• **THE RECORDS**
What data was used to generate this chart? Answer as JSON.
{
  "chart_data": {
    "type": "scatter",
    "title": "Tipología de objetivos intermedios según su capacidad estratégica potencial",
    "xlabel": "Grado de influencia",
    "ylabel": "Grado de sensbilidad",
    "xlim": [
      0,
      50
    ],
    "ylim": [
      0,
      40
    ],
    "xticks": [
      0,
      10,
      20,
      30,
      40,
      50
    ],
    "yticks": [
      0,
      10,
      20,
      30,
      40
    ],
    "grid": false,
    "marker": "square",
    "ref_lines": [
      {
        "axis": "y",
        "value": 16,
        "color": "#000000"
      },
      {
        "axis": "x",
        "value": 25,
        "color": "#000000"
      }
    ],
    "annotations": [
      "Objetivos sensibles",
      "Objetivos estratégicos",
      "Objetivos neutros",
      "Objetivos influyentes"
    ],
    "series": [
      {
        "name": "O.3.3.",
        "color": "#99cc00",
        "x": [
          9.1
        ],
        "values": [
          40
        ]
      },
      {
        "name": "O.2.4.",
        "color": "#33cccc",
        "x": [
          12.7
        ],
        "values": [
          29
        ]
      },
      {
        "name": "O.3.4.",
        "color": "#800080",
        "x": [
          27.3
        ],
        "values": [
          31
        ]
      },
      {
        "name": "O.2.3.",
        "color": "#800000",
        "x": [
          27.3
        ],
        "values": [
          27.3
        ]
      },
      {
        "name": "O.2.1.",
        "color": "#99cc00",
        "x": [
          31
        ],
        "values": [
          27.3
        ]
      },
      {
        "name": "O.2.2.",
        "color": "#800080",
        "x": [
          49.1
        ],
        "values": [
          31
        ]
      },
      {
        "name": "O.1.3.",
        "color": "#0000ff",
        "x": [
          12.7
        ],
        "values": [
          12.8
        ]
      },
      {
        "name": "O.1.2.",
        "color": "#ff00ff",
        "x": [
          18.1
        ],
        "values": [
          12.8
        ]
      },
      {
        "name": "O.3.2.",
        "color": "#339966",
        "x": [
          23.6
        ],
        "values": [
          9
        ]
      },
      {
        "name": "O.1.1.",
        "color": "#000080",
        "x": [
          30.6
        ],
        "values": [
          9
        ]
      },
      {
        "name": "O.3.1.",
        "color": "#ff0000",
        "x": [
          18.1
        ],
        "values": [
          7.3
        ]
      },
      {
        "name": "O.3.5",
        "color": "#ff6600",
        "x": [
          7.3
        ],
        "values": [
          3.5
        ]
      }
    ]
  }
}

• **EXERCISE**
Write out the whole listing again, exactly as it stands.

• **SOLUTION TO THIS EXERCISE**
What data was used to generate this chart? Answer as JSON.
{
  "chart_data": {
    "type": "scatter",
    "title": "Tipología de objetivos intermedios según su capacidad estratégica potencial",
    "xlabel": "Grado de influencia",
    "ylabel": "Grado de sensbilidad",
    "xlim": [
      0,
      50
    ],
    "ylim": [
      0,
      40
    ],
    "xticks": [
      0,
      10,
      20,
      30,
      40,
      50
    ],
    "yticks": [
      0,
      10,
      20,
      30,
      40
    ],
    "grid": false,
    "marker": "square",
    "ref_lines": [
      {
        "axis": "y",
        "value": 16,
        "color": "#000000"
      },
      {
        "axis": "x",
        "value": 25,
        "color": "#000000"
      }
    ],
    "annotations": [
      "Objetivos sensibles",
      "Objetivos estratégicos",
      "Objetivos neutros",
      "Objetivos influyentes"
    ],
    "series": [
      {
        "name": "O.3.3.",
        "color": "#99cc00",
        "x": [
          9.1
        ],
        "values": [
          40
        ]
      },
      {
        "name": "O.2.4.",
        "color": "#33cccc",
        "x": [
          12.7
        ],
        "values": [
          29
        ]
      },
      {
        "name": "O.3.4.",
        "color": "#800080",
        "x": [
          27.3
        ],
        "values": [
          31
        ]
      },
      {
        "name": "O.2.3.",
        "color": "#800000",
        "x": [
          27.3
        ],
        "values": [
          27.3
        ]
      },
      {
        "name": "O.2.1.",
        "color": "#99cc00",
        "x": [
          31
        ],
        "values": [
          27.3
        ]
      },
      {
        "name": "O.2.2.",
        "color": "#800080",
        "x": [
          49.1
        ],
        "values": [
          31
        ]
      },
      {
        "name": "O.1.3.",
        "color": "#0000ff",
        "x": [
          12.7
        ],
        "values": [
          12.8
        ]
      },
      {
        "name": "O.1.2.",
        "color": "#ff00ff",
        "x": [
          18.1
        ],
        "values": [
          12.8
        ]
      },
      {
        "name": "O.3.2.",
        "color": "#339966",
        "x": [
          23.6
        ],
        "values": [
          9
        ]
      },
      {
        "name": "O.1.1.",
        "color": "#000080",
        "x": [
          30.6
        ],
        "values": [
          9
        ]
      },
      {
        "name": "O.3.1.",
        "color": "#ff0000",
        "x": [
          18.1
        ],
        "values": [
          7.3
        ]
      },
      {
        "name": "O.3.5",
        "color": "#ff6600",
        "x": [
          7.3
        ],
        "values": [
          3.5
        ]
      }
    ]
  }
}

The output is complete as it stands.